What the task asks =>
Find each line containing the word "List" and report how many there are. Add nothing else.

Data records =>
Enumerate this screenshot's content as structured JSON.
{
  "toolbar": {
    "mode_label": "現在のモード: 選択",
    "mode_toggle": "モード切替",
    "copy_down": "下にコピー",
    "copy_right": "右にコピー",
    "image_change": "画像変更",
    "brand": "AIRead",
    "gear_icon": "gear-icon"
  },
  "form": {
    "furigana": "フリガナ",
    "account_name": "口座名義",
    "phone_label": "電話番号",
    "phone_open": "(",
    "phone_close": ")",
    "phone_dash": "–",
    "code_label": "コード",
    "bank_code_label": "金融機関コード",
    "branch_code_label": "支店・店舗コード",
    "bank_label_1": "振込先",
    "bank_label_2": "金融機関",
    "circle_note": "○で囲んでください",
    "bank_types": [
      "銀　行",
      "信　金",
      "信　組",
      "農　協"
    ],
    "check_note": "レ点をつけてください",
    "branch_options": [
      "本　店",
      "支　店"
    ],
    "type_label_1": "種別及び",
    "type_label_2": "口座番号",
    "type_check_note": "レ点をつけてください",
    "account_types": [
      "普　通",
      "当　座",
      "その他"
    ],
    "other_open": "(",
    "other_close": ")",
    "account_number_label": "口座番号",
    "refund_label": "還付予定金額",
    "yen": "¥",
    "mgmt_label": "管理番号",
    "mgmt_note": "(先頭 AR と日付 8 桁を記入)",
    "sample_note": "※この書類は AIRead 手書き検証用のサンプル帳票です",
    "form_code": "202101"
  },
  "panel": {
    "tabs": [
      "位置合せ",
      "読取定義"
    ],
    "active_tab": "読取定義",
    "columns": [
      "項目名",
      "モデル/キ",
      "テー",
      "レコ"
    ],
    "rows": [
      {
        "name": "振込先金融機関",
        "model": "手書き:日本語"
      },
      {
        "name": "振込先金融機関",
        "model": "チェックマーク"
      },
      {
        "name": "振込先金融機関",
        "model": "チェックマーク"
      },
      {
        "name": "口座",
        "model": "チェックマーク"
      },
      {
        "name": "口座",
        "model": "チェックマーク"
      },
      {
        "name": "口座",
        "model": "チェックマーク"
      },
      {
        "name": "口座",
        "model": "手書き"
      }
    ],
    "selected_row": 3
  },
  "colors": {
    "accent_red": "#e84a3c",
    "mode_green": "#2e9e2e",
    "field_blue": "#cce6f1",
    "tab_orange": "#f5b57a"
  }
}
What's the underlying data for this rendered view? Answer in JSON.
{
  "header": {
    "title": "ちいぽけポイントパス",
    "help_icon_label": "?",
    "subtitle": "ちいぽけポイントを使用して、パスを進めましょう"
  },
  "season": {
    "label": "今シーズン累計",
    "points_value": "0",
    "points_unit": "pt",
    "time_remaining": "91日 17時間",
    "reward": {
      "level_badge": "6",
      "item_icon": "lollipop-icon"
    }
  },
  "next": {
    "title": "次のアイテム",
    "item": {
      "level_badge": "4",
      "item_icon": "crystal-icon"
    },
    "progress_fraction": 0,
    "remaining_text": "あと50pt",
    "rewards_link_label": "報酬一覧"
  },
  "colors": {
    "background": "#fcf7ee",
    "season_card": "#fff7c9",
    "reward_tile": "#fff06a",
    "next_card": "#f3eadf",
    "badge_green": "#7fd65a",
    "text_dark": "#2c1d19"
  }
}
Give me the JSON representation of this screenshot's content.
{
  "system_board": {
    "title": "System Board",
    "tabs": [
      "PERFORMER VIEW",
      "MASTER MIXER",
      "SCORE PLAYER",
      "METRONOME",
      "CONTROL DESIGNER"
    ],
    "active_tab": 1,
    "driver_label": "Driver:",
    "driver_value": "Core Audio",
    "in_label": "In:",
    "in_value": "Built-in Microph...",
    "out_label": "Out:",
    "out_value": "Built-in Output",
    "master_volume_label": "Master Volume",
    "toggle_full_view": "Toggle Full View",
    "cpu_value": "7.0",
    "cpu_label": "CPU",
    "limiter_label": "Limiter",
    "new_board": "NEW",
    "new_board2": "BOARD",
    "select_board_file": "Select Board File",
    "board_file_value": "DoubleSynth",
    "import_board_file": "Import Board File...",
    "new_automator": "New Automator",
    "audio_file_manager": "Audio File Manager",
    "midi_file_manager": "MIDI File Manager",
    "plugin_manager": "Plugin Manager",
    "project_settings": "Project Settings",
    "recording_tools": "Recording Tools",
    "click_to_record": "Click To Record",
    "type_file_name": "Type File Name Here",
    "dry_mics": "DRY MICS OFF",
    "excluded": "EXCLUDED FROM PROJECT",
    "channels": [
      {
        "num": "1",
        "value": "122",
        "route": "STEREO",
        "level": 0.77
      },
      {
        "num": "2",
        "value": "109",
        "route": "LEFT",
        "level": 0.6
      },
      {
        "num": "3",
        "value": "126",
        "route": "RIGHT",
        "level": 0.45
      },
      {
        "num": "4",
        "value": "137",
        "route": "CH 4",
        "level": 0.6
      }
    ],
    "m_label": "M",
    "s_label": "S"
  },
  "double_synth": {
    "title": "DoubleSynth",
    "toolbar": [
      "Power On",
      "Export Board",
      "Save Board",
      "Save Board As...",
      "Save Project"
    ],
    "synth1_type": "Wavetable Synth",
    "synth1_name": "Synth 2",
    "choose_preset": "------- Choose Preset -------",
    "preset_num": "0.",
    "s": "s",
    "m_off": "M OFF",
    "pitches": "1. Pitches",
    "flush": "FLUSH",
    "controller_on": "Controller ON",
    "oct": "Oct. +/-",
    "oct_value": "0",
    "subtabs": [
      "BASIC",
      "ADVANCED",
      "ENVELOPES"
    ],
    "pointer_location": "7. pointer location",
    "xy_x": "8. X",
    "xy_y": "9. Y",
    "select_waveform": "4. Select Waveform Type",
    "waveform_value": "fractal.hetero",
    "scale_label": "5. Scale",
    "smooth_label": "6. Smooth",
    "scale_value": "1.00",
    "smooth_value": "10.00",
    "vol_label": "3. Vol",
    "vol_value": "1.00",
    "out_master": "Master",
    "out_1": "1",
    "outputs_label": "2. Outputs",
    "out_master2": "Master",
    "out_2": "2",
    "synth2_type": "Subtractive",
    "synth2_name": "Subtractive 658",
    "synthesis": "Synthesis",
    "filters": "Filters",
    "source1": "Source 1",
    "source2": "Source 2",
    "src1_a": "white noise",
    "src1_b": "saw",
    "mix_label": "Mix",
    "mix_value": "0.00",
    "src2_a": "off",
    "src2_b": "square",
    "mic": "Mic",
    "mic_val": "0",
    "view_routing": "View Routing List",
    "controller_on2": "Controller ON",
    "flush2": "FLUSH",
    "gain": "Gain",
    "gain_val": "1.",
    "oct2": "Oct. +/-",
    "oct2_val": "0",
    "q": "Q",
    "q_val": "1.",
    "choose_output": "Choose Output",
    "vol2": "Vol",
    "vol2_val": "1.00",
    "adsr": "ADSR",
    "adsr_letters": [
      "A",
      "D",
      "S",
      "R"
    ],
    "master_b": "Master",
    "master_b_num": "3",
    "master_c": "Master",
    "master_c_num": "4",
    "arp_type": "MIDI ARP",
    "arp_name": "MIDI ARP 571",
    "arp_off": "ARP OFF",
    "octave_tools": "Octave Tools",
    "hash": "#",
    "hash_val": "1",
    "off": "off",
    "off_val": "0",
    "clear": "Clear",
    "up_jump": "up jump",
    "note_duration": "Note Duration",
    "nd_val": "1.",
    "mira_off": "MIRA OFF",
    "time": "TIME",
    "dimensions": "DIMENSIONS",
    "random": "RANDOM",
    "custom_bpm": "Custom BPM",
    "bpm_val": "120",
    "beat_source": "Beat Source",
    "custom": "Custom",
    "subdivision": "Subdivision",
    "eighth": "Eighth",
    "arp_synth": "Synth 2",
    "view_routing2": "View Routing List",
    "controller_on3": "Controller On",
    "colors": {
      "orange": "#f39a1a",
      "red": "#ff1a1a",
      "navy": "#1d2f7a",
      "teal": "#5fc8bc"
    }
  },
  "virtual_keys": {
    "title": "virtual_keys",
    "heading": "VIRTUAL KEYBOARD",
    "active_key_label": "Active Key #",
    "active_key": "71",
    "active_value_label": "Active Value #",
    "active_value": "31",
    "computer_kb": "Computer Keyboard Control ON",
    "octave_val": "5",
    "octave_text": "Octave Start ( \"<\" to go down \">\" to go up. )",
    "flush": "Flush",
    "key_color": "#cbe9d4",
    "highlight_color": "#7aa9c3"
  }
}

Output for this task =>
2